§ **Activity**
Resume the appellate opinion on the Hunt and Palladino habeas corpus petitions below, continuing it from the point at which it ends.

§ **Text**
John L. Hunt v. John Keriakos, Acting Sheriff and Master of House of Correction at Billerica, Massachusetts, Joseph N. Palladino, Sr. v. Joseph v. McBrine Commissioner of Penal Institutions for the City of Boston

428 F.2d 606
CourtCourt of Appeals for the First Circuit
DecidedJune 19, 1970
Docket7567
StatusPublished

This text of 428 F.2d 606 (John L. Hunt v. John Keriakos, Acting Sheriff and Master of House of Correction at Billerica, Massachusetts, Joseph N. Palladino, Sr. v. Joseph v. McBrine Commissioner of Penal Institutions for the City of Boston) is published on Counsel Stack Legal Research, covering Court of Appeals for the First Circuit primary law. Counsel Stack provides free access to over 12 million legal documents including statutes, case law, regulations, and constitutions.

Bluebook
John L. Hunt v. John Keriakos, Acting Sheriff and Master of House of Correction at Billerica, Massachusetts, Joseph N. Palladino, Sr. v. Joseph v. McBrine Commissioner of Penal Institutions for the City of Boston, 428 F.2d 606 (1st Cir. 1970).

Opinion

428 F.2d 606

John L. HUNT, Petitioner, Appellant,
v.
John KERIAKOS, Acting Sheriff and Master of House of
Correction at Billerica, Massachusetts,
Respondent, Appellee.
Joseph N. PALLADINO, Sr., Petitioner, Appellant,
v.
Joseph V. McBRINE, Commissioner of Penal Institutions for
the City of Boston, Respondent, Appellee.

Nos. 7557, 7567.

United States Court of Appeals, First Circuit.

June 19, 1970.

Mitchell Benjoya, Boston, Mass., with whom Crane, Inker & Oteri, Joseph S. Oteri, and Kevin M. Keating, Boston, Mass., were on brief, for appellant John L. Hunt.

John A. Pino, Boston, Mass., with whom Herald Price Fahringer, Buffalo, N.Y., was on brief for appellant Joseph N. Palladino, Sr.

Lawrence P. Cohen, Asst. Atty. Gen., with whom Robert H. Quinn, Atty. Gen., John J. Irwin, Jr., Asst. Atty. Gen., Chief, Criminal Division, and Garrett H. Byrne, Dist. Atty., Suffolk County, were on brief, for appellees.

Before ALDRICH, Chief Judge, McENTEE and COFFIN, Circuit Judges.

ALDRICH, Chief Judge.

These are two petitions for habeas corpus. Petitioners were convicted in the Massachusetts Superior Court of possession of obscene material with intent to sell, in violation of Mass.G.L. c. 272 28A. The convictions were affirmed sub nom. Commonwealth v. Johnson, 1969 Mass.A.S. 824, 247 N.E.2d 701, without opinion. Certiorari was denied sub nom. Johnson v. Massachusetts, (1969) 396 U.S. 990, 90 S.Ct. 478, 24 L.Ed.2d 452, following which petitioners commenced service of their sentences. Their present petitions were denied by the district court, in each instance with an opinion. Hunt v. Fitzpatrick (2/26/70) (not reported); Palladino v. McBrine, D.Mass., 1970, 310 F.Supp. 308. Certificates of probable cause for appeal were granted and we ordered petitioners admitted to bail.

§ **Provided data**
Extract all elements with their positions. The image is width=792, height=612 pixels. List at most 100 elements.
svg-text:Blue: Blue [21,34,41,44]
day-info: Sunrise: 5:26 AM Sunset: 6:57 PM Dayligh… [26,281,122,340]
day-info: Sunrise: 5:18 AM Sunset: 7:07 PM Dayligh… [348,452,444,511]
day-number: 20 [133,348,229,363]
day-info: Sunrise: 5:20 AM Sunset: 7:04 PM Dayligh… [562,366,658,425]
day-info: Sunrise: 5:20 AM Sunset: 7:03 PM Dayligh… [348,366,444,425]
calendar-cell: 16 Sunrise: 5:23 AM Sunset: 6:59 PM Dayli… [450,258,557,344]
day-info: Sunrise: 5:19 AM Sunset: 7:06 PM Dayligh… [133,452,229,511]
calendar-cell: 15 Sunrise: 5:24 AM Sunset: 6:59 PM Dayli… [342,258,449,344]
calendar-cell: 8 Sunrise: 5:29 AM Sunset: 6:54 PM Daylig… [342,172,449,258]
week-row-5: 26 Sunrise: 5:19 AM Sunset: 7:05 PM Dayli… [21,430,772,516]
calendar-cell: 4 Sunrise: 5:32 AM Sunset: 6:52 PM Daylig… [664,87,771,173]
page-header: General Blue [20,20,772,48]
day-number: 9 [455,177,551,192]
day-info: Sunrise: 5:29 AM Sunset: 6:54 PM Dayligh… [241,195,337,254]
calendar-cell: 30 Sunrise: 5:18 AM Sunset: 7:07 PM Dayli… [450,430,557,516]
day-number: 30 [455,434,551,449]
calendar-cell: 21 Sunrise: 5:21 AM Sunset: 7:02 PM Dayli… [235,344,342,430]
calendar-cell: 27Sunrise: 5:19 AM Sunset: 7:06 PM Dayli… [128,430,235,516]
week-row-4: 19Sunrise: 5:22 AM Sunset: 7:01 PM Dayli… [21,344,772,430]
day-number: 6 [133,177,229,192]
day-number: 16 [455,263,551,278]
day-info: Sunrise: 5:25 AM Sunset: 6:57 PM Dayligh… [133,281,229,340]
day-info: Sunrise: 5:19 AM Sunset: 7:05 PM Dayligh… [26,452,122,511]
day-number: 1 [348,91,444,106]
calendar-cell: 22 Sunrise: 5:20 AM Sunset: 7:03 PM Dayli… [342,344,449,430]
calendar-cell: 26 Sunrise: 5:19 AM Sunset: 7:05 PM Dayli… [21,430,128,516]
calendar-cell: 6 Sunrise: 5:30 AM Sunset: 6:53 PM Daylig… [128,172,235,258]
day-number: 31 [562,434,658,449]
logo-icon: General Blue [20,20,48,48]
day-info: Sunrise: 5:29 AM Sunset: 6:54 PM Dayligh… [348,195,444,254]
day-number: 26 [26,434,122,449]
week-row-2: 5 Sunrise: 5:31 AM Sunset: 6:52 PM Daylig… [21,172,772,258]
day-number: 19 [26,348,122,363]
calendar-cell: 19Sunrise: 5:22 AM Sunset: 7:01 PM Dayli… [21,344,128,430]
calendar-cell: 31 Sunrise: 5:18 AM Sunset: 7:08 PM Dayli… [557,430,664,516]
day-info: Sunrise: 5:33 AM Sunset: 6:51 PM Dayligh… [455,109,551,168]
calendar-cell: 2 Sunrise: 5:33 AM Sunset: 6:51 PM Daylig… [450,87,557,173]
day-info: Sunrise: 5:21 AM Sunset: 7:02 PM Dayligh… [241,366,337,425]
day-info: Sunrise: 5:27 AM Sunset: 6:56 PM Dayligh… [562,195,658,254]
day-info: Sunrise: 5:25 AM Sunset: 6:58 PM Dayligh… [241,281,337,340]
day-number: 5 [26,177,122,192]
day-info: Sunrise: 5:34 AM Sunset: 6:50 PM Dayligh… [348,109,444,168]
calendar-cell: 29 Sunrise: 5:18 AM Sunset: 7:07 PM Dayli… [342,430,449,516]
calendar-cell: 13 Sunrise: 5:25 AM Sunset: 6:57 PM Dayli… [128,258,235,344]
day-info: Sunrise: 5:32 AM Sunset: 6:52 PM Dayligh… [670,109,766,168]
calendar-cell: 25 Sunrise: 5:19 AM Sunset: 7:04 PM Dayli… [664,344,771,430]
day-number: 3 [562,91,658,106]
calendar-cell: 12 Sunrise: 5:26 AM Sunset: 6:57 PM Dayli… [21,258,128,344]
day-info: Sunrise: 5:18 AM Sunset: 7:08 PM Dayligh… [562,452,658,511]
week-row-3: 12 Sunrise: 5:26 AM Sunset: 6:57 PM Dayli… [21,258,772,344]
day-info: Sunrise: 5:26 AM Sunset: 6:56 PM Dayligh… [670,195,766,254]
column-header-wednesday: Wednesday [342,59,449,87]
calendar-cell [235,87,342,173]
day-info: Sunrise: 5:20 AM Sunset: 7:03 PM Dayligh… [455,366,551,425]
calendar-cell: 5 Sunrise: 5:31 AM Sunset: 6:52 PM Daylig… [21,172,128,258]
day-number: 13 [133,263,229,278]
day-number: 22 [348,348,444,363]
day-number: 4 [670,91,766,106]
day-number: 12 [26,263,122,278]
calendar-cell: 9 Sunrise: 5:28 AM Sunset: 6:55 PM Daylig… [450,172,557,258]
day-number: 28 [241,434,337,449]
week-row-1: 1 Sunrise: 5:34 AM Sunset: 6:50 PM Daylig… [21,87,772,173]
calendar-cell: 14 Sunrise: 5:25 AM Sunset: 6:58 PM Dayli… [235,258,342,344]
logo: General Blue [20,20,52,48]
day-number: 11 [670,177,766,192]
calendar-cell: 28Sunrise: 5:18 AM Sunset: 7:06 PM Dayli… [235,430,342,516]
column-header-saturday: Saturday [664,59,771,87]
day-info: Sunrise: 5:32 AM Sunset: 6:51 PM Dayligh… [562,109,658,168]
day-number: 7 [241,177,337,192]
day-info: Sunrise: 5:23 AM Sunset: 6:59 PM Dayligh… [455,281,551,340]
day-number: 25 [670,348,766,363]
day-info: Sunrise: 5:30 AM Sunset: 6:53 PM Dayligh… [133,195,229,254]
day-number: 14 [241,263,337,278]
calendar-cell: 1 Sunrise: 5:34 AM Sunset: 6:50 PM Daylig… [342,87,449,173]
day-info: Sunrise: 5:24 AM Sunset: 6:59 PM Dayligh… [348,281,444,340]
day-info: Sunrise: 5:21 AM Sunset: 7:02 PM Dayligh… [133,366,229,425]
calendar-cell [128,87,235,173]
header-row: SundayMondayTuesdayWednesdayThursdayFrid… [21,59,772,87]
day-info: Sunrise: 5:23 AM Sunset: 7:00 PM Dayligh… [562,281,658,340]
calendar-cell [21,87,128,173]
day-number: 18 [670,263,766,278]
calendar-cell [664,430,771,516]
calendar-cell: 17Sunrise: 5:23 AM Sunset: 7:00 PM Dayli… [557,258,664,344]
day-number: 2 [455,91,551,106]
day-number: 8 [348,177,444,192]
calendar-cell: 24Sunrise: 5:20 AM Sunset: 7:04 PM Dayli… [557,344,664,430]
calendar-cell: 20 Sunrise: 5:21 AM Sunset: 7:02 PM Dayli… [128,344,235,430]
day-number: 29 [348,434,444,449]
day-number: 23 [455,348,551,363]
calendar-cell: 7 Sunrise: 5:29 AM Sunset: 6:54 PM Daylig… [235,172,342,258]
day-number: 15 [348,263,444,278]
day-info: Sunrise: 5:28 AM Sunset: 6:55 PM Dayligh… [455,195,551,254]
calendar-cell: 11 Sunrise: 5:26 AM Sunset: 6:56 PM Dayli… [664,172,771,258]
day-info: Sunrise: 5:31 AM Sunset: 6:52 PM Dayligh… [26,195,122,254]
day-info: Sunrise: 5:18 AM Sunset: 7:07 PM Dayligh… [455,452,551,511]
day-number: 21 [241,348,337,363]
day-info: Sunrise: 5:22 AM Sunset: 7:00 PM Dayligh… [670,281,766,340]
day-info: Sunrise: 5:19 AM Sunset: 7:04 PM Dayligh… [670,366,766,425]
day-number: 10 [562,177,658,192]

§ **Final answer**
The material offered for sale comprised, in the one case, 'magazines' entitled 'Wonder Girl,' 'Cover Girl' No. 8, and 'Exciting' No. 15, and in the other, magazines entitled 'Suzette,' and 'Cover Girl' No. 9. Some of these contain a small amount of written material of no particular consequence, or, we might think, interest, with the balance pictures. The others are solely pictorial. In all instances the pictures consist of photographs, many in full color, of young women either largely or totally undressed, exposing various portions of their bodies, but generally focussing on the vulva. In some instances stockings, garter belts, or other apparel are used to increase this emphasis, and in many instances positions, even to the point of contortion, are assumed so that no detail will be lost. There is no shading, blurring, or other photographic artistry to lessen the impact, and the usual 'props,' in addition to scanty wearing apparel, consist of pillows, divans, etc. All photographs are what are known as 'singles,' (showing only one person) and no activity is involved, although it could be said that some of the positions were inviting.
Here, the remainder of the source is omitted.